**Brief**
Copy out, unchanged, the data from the line with "- arrow-upward-icon[interactable]: [261, 158, 287, 188]" to the line with "- row-select-cell: [87, 338, 113, 403]", including both of those lines.

Element box data:
· · · · · · ·
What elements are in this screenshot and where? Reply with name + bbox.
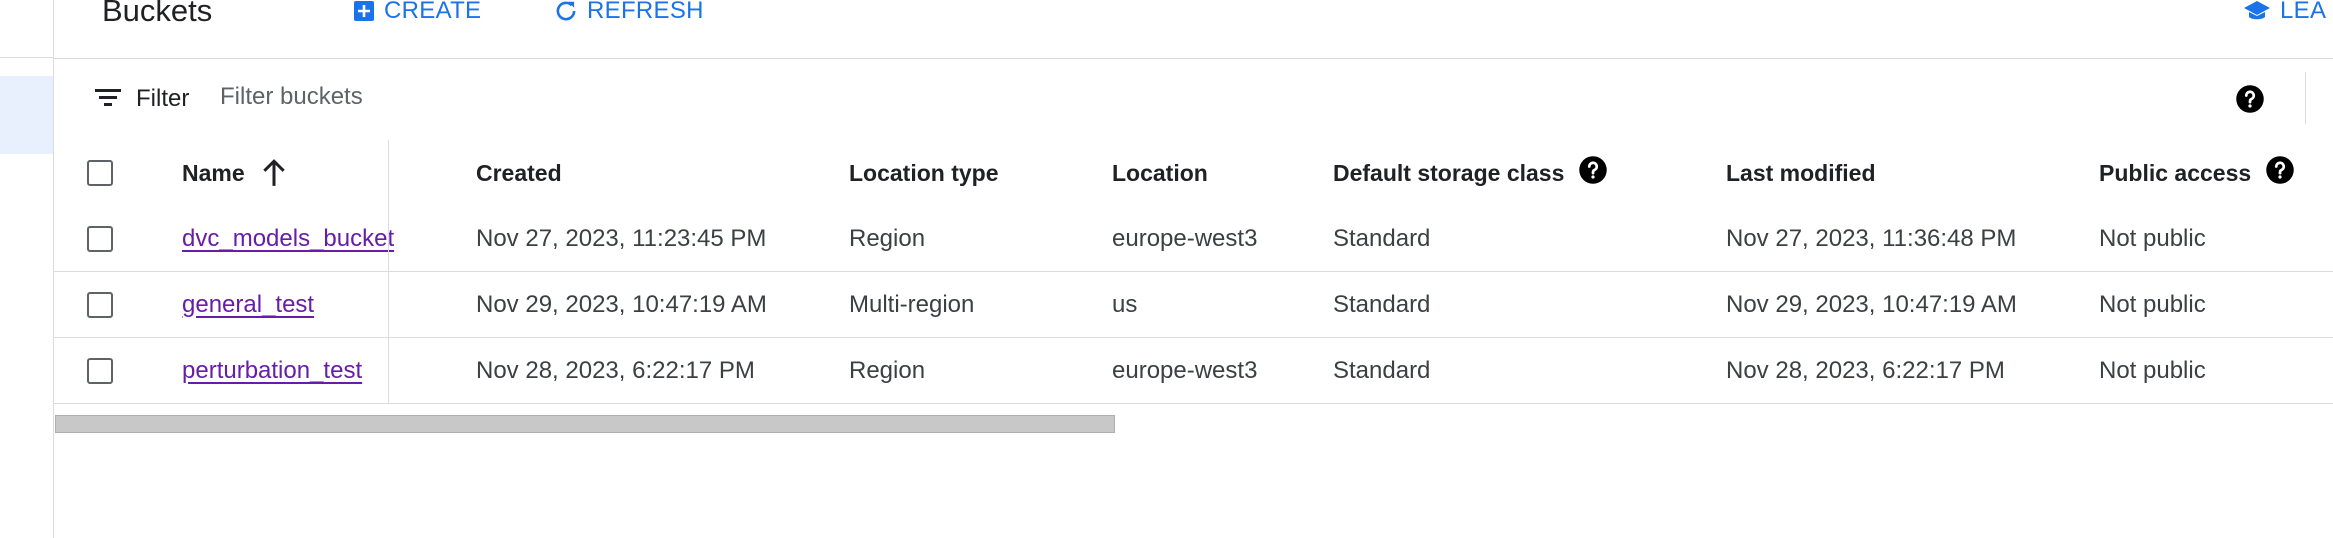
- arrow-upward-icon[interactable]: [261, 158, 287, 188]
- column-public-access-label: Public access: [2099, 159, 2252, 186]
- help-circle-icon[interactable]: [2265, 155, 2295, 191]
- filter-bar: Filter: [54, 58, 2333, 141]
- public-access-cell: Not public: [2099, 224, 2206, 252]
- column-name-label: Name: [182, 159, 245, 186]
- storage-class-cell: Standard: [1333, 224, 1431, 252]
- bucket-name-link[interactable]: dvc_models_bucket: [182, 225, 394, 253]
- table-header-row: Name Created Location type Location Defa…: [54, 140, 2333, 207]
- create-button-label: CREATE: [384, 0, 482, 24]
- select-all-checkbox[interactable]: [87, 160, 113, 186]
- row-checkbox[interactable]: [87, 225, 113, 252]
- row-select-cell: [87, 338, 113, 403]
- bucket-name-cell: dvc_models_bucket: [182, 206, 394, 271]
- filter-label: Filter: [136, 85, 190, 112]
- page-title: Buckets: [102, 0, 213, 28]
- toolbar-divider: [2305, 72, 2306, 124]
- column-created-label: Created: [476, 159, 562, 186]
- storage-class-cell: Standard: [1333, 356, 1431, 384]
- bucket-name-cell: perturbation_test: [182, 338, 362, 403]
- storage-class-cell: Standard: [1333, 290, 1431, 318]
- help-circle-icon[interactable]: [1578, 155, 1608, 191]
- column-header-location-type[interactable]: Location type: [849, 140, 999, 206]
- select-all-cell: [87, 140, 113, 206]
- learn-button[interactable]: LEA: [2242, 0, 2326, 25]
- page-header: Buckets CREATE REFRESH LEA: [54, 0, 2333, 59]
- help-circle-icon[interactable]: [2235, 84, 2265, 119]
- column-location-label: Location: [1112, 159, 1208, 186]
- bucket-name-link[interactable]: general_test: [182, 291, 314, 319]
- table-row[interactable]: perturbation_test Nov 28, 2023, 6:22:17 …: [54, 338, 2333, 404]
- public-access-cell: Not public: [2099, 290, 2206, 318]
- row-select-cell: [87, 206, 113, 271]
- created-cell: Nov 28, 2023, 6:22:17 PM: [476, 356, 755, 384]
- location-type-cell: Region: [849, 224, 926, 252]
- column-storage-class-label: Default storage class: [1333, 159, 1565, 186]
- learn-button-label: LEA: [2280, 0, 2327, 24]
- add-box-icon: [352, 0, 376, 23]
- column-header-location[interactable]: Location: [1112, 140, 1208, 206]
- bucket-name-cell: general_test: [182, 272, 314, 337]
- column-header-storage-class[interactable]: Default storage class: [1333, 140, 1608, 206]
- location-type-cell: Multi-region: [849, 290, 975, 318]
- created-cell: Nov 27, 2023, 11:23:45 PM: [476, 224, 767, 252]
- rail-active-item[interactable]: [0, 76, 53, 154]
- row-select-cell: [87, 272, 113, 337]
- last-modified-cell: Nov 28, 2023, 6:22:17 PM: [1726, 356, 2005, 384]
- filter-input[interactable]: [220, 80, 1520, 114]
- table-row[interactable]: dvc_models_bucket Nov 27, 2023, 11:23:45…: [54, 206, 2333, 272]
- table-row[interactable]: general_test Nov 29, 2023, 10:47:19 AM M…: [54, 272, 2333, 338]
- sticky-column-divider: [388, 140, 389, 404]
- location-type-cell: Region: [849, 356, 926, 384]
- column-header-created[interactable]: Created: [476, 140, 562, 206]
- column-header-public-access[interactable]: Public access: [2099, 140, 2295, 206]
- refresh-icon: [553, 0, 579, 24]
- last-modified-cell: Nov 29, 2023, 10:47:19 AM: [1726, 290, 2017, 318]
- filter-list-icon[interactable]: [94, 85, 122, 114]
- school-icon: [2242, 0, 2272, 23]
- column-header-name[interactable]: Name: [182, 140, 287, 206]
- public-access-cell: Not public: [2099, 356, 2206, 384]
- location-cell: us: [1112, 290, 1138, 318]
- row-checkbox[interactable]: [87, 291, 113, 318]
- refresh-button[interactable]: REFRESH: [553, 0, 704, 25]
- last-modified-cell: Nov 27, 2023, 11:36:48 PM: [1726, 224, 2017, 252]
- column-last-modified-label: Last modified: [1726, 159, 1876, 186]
· · · · · · ·
**Answer in full**
- arrow-upward-icon[interactable]: [261, 158, 287, 188]
- column-public-access-label: Public access: [2099, 159, 2252, 186]
- help-circle-icon[interactable]: [2265, 155, 2295, 191]
- filter-bar: Filter: [54, 58, 2333, 141]
- public-access-cell: Not public: [2099, 224, 2206, 252]
- column-name-label: Name: [182, 159, 245, 186]
- storage-class-cell: Standard: [1333, 224, 1431, 252]
- bucket-name-link[interactable]: dvc_models_bucket: [182, 225, 394, 253]
- table-header-row: Name Created Location type Location Defa…: [54, 140, 2333, 207]
- create-button-label: CREATE: [384, 0, 482, 24]
- select-all-checkbox[interactable]: [87, 160, 113, 186]
- row-checkbox[interactable]: [87, 225, 113, 252]
- row-select-cell: [87, 338, 113, 403]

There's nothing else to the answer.